- _Document excerpt_:

Predict the rating for a user-item pair. Use dot product between user and item ebmeddings to predict the score.

### Question 9: What is the predicted score for user_id=100 and item_id=266?

**Note:** The predicted score might not be in the interval [1,5]. In the next part, after predicting the ratings for all user-item pair, the predictions will be normalized.

In [None]:
def get_user_item_prediction(train_data, user_id, item_id, content_type, aggregation_method):
    # Implement the function that given content type and aggregation method returns the predicted rating for a user-item pair. 
    # Hint1: use the previsouly implemented functions for retrieving the embeddings and then compute the dot product of user and item embeddings.

    pred_rating = 0.0
    
    ############# Your code here ############
    
    #########################################

    return pred_rating
    
user_id, item_id = 100, 266
content_type, aggregation_method = 'full', 'avg' # alternatives are content_type={title_genres,description,full} and aggregation_method={avg,weighted_avg,avg_pos}
print('Predicted score for user_id=100 and item_id=266 for content type '+content_type+' and aggregation method '+aggregation_method+':')
print(get_user_item_prediction(train_data, user_id, item_id, content_type, aggregation_method))

# 5) Metrics

For this part, refer to the lecture on "Evaluation of Recommender Systems" where different metrics are described.

### Question 10: Implement MAE, MSE, and RMSE for rating prediction task.

In [57]:
def MAE(actual_ratings, pred_ratings):
    # Implement a function that computes MAE error between actual ratings and predicted ratings. 
    # Note that actual_ratings and pred_ratings are lists.
    
    result = 0.0
    
    ############# Your code here ############
    
    #########################################

    return result

def MSE(actual_rating, pred_rating):
    # Implement a function that computes MSE error between actual ratings and predicted ratings. 
    # Note that actual_ratings and pred_ratings are lists.
    
    result = 0.0
    
    ############# Your code here ############
    
    #########################################

    return result

def RMSE(actual_rating, pred_rating):
    # Implement a function that computes RMSE error between actual ratings and predicted ratings. 
    # Note that actual_ratings and pred_ratings are lists.
    
    result = 0.0
    
    ############# Your code here ############
    
    #########################################

    return result

### Question 11: Implement Precision, Recall, NDCG, MRR, and MAP for ranking task.

In [None]:
def Precision(ground_truth, rec_list):
    # Implement a function that computes Precision across ground truth data and recommendation list generated for each user. 
    # Note that ground_truth and rec_list contain the list of items for all users, e.g., 2-dimensional arrays.
    
    result = 0.0
    
    ############# Your code here ############
    
    #########################################

    return result

def Recall(ground_truth, rec_list):
    # Implement a function that computes Recall across ground truth data and recommendation list generated for each user. 
    # Note that ground_truth and rec_list contain the list of items for all users, e.g., 2-dimensional arrays.
    
    result = 0.0
    
    ############# Your code here ############
    
    #########################################

    return result

def NDCG(ground_truth, rec_list):
    # Implement a function that computes NDCG across ground truth data and recommendation list generated for each user.

(Stored data)
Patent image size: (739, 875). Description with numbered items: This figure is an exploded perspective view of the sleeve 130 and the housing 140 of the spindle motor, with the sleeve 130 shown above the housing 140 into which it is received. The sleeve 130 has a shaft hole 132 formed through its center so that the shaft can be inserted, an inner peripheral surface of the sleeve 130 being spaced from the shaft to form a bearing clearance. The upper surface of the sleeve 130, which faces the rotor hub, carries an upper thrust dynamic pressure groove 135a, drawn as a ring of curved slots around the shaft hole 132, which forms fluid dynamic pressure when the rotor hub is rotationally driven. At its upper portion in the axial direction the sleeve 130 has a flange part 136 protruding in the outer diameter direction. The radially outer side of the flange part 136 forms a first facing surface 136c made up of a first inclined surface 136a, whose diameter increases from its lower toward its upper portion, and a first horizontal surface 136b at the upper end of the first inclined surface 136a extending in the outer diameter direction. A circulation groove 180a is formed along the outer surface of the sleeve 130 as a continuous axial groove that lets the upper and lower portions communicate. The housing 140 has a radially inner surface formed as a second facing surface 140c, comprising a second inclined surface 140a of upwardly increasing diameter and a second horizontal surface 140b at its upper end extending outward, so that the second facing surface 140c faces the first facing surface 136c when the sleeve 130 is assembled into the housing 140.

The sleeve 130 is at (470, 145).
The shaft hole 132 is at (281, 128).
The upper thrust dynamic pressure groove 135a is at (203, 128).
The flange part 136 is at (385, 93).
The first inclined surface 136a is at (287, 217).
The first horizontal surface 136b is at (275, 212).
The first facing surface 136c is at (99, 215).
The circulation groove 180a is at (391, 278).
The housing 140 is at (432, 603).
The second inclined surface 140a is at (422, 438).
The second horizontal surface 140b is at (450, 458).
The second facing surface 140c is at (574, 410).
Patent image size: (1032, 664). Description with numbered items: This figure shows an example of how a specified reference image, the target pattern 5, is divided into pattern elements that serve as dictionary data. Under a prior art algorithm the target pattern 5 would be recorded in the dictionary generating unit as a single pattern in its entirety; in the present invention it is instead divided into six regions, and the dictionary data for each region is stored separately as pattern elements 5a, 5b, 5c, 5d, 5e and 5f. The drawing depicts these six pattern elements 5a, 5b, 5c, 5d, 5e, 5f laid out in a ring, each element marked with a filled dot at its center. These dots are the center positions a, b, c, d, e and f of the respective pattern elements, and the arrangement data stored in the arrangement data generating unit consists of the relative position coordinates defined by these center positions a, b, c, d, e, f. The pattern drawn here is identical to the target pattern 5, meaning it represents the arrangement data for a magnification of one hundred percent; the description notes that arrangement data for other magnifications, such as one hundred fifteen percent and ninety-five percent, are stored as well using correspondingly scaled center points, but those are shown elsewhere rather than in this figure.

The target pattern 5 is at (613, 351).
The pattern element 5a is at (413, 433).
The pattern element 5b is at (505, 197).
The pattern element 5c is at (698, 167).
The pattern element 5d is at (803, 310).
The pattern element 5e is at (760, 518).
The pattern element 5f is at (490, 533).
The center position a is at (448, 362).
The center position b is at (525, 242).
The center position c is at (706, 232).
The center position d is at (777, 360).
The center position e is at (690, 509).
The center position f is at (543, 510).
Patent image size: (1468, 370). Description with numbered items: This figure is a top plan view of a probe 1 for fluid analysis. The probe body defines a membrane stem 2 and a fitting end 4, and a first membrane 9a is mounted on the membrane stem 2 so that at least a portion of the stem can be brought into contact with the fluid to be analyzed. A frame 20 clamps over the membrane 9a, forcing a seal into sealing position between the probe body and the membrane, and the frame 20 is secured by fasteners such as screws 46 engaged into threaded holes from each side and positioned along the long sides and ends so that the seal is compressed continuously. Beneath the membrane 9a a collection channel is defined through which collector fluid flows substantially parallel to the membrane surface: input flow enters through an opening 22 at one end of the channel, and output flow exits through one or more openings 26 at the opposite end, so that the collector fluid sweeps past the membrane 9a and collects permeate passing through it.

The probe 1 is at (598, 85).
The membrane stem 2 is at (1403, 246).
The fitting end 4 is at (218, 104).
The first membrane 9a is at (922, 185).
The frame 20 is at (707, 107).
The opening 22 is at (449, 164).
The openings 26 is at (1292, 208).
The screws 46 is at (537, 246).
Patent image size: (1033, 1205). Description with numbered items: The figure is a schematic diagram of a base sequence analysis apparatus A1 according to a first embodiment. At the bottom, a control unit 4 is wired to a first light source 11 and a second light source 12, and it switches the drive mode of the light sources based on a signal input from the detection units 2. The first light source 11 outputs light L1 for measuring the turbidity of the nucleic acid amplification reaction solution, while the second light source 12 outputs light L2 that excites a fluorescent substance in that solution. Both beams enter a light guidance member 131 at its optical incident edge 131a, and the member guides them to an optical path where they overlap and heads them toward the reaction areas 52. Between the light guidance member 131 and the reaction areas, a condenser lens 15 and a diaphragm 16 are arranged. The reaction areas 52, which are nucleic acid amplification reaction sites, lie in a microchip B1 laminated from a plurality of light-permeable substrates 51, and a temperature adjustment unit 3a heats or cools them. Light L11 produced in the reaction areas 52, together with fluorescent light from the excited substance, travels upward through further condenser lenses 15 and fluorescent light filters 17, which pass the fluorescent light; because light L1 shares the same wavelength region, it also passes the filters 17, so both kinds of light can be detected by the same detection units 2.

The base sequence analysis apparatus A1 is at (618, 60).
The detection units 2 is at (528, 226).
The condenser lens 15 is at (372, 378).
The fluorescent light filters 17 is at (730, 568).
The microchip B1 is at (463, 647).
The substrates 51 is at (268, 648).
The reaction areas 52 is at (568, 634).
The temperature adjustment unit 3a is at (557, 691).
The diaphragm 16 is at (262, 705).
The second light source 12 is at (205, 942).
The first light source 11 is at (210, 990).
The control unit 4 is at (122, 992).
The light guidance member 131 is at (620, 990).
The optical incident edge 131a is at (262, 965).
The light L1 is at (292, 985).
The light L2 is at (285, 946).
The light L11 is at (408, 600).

- _Tasks for this exercise_:
• a. Based on the recommender-system notebook, do these statements agree with it? Answer each with yes or no and quote the words that decide it. (i) The predicted score is sure to fall between 1 and 5. (ii) The example call uses 'avg' as its aggregation method. (iii) Question 10 asks for Precision and Recall.
• b. Carry on writing the recommender-system notebook from its last line.

- _Outputs_:
• a.
(i) No: "The predicted score might not be in the interval [1,5]."
(ii) Yes: "content_type, aggregation_method = 'full', 'avg'"
(iii) No: "Implement MAE, MSE, and RMSE for rating prediction task."

• b.
    # Note that ground_truth and rec_list contain the list of items for all users, e.g., 2-dimensional arrays.
    
    result = 0.0
    
    ############# Your code here ############
    
    #########################################

    return result

def MRR(ground_truth, rec_list):
    # Implement a function that computes MRR across ground truth data and recommendation list generated for each user. 
    # Note that ground_truth and rec_list contain the list of items for all users, e.g., 2-dimensional arrays.
    
    result = 0.0
    
    ############# Your code here ############
    
    #########################################

    return result

def MAP(ground_truth, rec_list):
    # Implement a function that computes MAP across ground truth data and recommendation list generated for each user. 
    # Note that ground_truth and rec_list contain the list of items for all users, e.g., 2-dimensional arrays.
    
    result = 0.0
    
    ############# Your code here ############
    
    #########################################

    return result

# 6) Evaluation of content-based recommender for rating prediction task

### Question 12: Predict the ratings for all user-item pairs in test set and compute MAE, MSE, and RMSE. Discuss your observations.

In [None]:
def evaluate_rating_prediction(train_data, test_data, content_type, aggregation_method):
    # Implement a function that first computes the representation of users and then predicts the rating for each user-item pair. Finally, call the implemented metrics to measure the error.
    # Hint: the reason for pre-computing the representation of all users is to speed up the experiments and to avoid too many unnecessary computations.
    # Note: Make sure to map the predicted score into [1,5] interval. The prediction from content-based model may not necessarily be in 5-star rating scale.

    # here we compute the representation of users
    users_emb = []
    users = list(train_data['user_id'].unique())
    for user in tqdm(users):
        users_emb.append(get_user_emb(train_data, user, content_type, aggregation_method))

    print('Computing the representation of users is done!')

    actual_ratings, pred_ratings = [], []
    
    ############# Your code here ############
    
    #########################################

    # Given predicted ratings, map them into [1,5] interval using -> 1 + (pred - min_val) * (4 / (max_val - min_val))
    ############# Your code here ############
    
    #########################################

    mae_value, mse_value, rmse_value = 0.0, 0.0, 0.0

    # compute the metrics: MAE, MSE, RMSE 
    ############# Your code here ############
    
    #########################################

    return mae_value, mse_value, rmse_value

print('Performance of content-based recommender for content type = title+genres and aggregation method = avg:')
mae_value, mse_value, rmse_value = evaluate_rating_prediction(train_data, test_data, 'title_genres', 'avg')
print('MAE='+str(round(mae_value,5))+', MSE='+str(round(mse_value,5))+', RMSE='+str(round(rmse_value,5)))
print('------------------------------------------')
print('Performance of content-based recommender for content type = description and aggregation method = avg:')
mae_value, mse_value, rmse_value = evaluate_rating_prediction(train_data, test_data, 'description', 'avg')
print('MAE='+str(round(mae_value,5))+', MSE='+str(round(mse_value,5))+', RMSE='+str(round(rmse_value,5)))
print('------------------------------------------')
print('Performance of content-based recommender for content type = full and aggregation method = avg:')
mae_value, mse_value, rmse_value = evaluate_rating_prediction(train_data, test_data, 'full', 'avg')
print('MAE='+str(round(mae_value,5))+', MSE='+str(round(mse_value,5))+', RMSE='+str(round(rmse_value,5)))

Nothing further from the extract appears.